**PROBLEM REQUIREMENTS**
Go through the lines below. Copy those with "content".

[Stored entries]

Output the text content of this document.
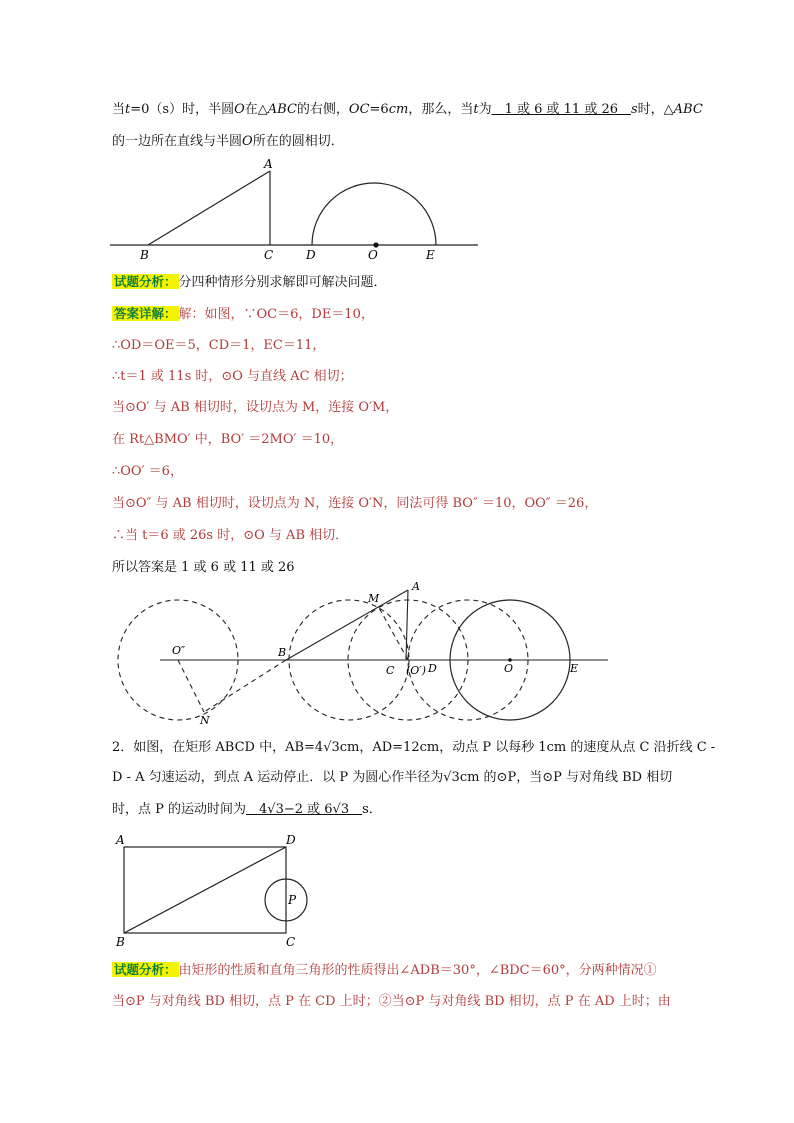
当t=0（s）时，半圆O在△ABC的右侧，OC=6cm，那么，当t为　1 或 6 或 11 或 26　s时，△ABC
的一边所在直线与半圆O所在的圆相切．
A
B	C	D	O	E
试题分析： 分四种情形分别求解即可解决问题．
答案详解： 解：如图，∵OC＝6，DE＝10，
∴OD＝OE＝5，CD＝1，EC＝11，
∴t＝1 或 11s 时，⊙O 与直线 AC 相切；
当⊙O′ 与 AB 相切时，设切点为 M，连接 O′M，
在 Rt△BMO′ 中，BO′ ＝2MO′ ＝10，
∴OO′ ＝6，
当⊙O″ 与 AB 相切时，设切点为 N，连接 O′N，同法可得 BO″ ＝10，OO″ ＝26，
∴当 t＝6 或 26s 时，⊙O 与 AB 相切．
所以答案是 1 或 6 或 11 或 26
A
M
O″	B
C (O′) D	O	E
N
2．如图，在矩形 ABCD 中，AB=4√3cm，AD=12cm，动点 P 以每秒 1cm 的速度从点 C 沿折线 C -
D - A 匀速运动，到点 A 运动停止．以 P 为圆心作半径为√3cm 的⊙P，当⊙P 与对角线 BD 相切
时，点 P 的运动时间为　4√3−2 或 6√3　s．
A	D
P
B	C
试题分析： 由矩形的性质和直角三角形的性质得出∠ADB＝30°，∠BDC＝60°，分两种情况①
当⊙P 与对角线 BD 相切，点 P 在 CD 上时；②当⊙P 与对角线 BD 相切，点 P 在 AD 上时；由
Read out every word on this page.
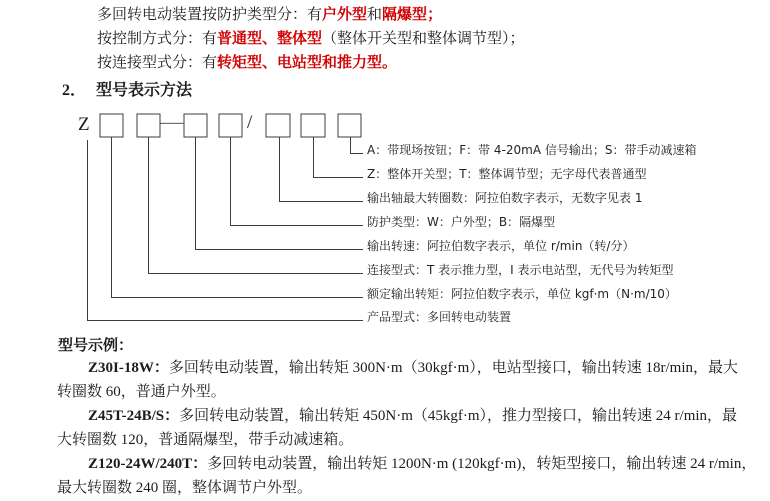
多回转电动装置按防护类型分：有户外型和隔爆型；
按控制方式分：有普通型、整体型（整体开关型和整体调节型）；
按连接型式分：有转矩型、电站型和推力型。
2． 型号表示方法
Z	—	/
A：带现场按钮；F：带 4-20mA 信号输出；S：带手动减速箱
Z：整体开关型；T：整体调节型；无字母代表普通型
输出轴最大转圈数：阿拉伯数字表示，无数字见表 1
防护类型：W：户外型；B：隔爆型
输出转速：阿拉伯数字表示，单位 r/min（转/分）
连接型式：T 表示推力型，I 表示电站型，无代号为转矩型
额定输出转矩：阿拉伯数字表示，单位 kgf·m（N·m/10）
产品型式：多回转电动装置
型号示例：
Z30I-18W：多回转电动装置，输出转矩 300N·m（30kgf·m），电站型接口，输出转速 18r/min，最大
转圈数 60，普通户外型。
Z45T-24B/S：多回转电动装置，输出转矩 450N·m（45kgf·m），推力型接口，输出转速 24 r/min，最
大转圈数 120，普通隔爆型，带手动减速箱。
Z120-24W/240T：多回转电动装置，输出转矩 1200N·m (120kgf·m)，转矩型接口，输出转速 24 r/min，
最大转圈数 240 圈，整体调节户外型。
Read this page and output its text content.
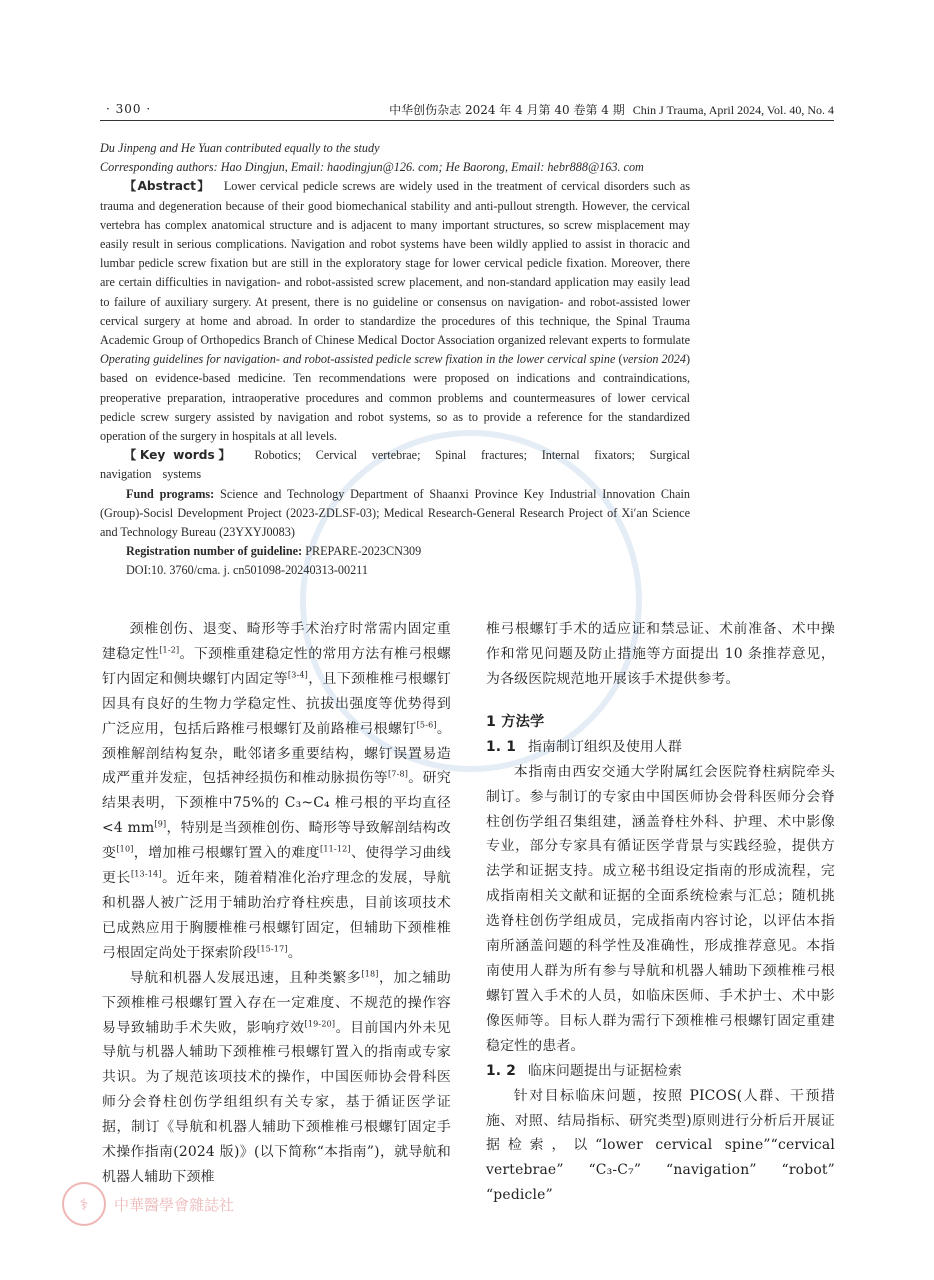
· 300 ·	中华创伤杂志 2024 年 4 月第 40 卷第 4 期 Chin J Trauma, April 2024, Vol. 40, No. 4

Du Jinpeng and He Yuan contributed equally to the study

Corresponding authors: Hao Dingjun, Email: haodingjun@126. com; He Baorong, Email: hebr888@163. com

【Abstract】 Lower cervical pedicle screws are widely used in the treatment of cervical disorders such as trauma and degeneration because of their good biomechanical stability and anti-pullout strength. However, the cervical vertebra has complex anatomical structure and is adjacent to many important structures, so screw misplacement may easily result in serious complications. Navigation and robot systems have been wildly applied to assist in thoracic and lumbar pedicle screw fixation but are still in the exploratory stage for lower cervical pedicle fixation. Moreover, there are certain difficulties in navigation- and robot-assisted screw placement, and non-standard application may easily lead to failure of auxiliary surgery. At present, there is no guideline or consensus on navigation- and robot-assisted lower cervical surgery at home and abroad. In order to standardize the procedures of this technique, the Spinal Trauma Academic Group of Orthopedics Branch of Chinese Medical Doctor Association organized relevant experts to formulate Operating guidelines for navigation- and robot-assisted pedicle screw fixation in the lower cervical spine (version 2024) based on evidence-based medicine. Ten recommendations were proposed on indications and contraindications, preoperative preparation, intraoperative procedures and common problems and countermeasures of lower cervical pedicle screw surgery assisted by navigation and robot systems, so as to provide a reference for the standardized operation of the surgery in hospitals at all levels.

【Key words】 Robotics; Cervical vertebrae; Spinal fractures; Internal fixators; Surgical navigation systems

Fund programs: Science and Technology Department of Shaanxi Province Key Industrial Innovation Chain (Group)-Socisl Development Project (2023-ZDLSF-03); Medical Research-General Research Project of Xi′an Science and Technology Bureau (23YXYJ0083)

Registration number of guideline: PREPARE-2023CN309

DOI:10. 3760/cma. j. cn501098-20240313-00211

颈椎创伤、退变、畸形等手术治疗时常需内固定重建稳定性[1-2]。下颈椎重建稳定性的常用方法有椎弓根螺钉内固定和侧块螺钉内固定等[3-4]，且下颈椎椎弓根螺钉因具有良好的生物力学稳定性、抗拔出强度等优势得到广泛应用，包括后路椎弓根螺钉及前路椎弓根螺钉[5-6]。颈椎解剖结构复杂，毗邻诸多重要结构，螺钉误置易造成严重并发症，包括神经损伤和椎动脉损伤等[7-8]。研究结果表明，下颈椎中75%的 C₃~C₄ 椎弓根的平均直径<4 mm[9]，特别是当颈椎创伤、畸形等导致解剖结构改变[10]，增加椎弓根螺钉置入的难度[11-12]、使得学习曲线更长[13-14]。近年来，随着精准化治疗理念的发展，导航和机器人被广泛用于辅助治疗脊柱疾患，目前该项技术已成熟应用于胸腰椎椎弓根螺钉固定，但辅助下颈椎椎弓根固定尚处于探索阶段[15-17]。

导航和机器人发展迅速，且种类繁多[18]，加之辅助下颈椎椎弓根螺钉置入存在一定难度、不规范的操作容易导致辅助手术失败，影响疗效[19-20]。目前国内外未见导航与机器人辅助下颈椎椎弓根螺钉置入的指南或专家共识。为了规范该项技术的操作，中国医师协会骨科医师分会脊柱创伤学组组织有关专家，基于循证医学证据，制订《导航和机器人辅助下颈椎椎弓根螺钉固定手术操作指南(2024 版)》(以下简称“本指南”)，就导航和机器人辅助下颈椎

椎弓根螺钉手术的适应证和禁忌证、术前准备、术中操作和常见问题及防止措施等方面提出 10 条推荐意见，为各级医院规范地开展该手术提供参考。

1 方法学

1. 1 指南制订组织及使用人群

本指南由西安交通大学附属红会医院脊柱病院牵头制订。参与制订的专家由中国医师协会骨科医师分会脊柱创伤学组召集组建，涵盖脊柱外科、护理、术中影像专业，部分专家具有循证医学背景与实践经验，提供方法学和证据支持。成立秘书组设定指南的形成流程，完成指南相关文献和证据的全面系统检索与汇总；随机挑选脊柱创伤学组成员，完成指南内容讨论，以评估本指南所涵盖问题的科学性及准确性，形成推荐意见。本指南使用人群为所有参与导航和机器人辅助下颈椎椎弓根螺钉置入手术的人员，如临床医师、手术护士、术中影像医师等。目标人群为需行下颈椎椎弓根螺钉固定重建稳定性的患者。

1. 2 临床问题提出与证据检索

针对目标临床问题，按照 PICOS(人群、干预措施、对照、结局指标、研究类型)原则进行分析后开展证据检索，以“lower cervical spine”“cervical vertebrae” “C₃-C₇” “navigation” “robot” “pedicle”

⚕	中華醫學會雜誌社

**FULL SOLUTION**
Output the text content of this document.
Read this page and output its text content.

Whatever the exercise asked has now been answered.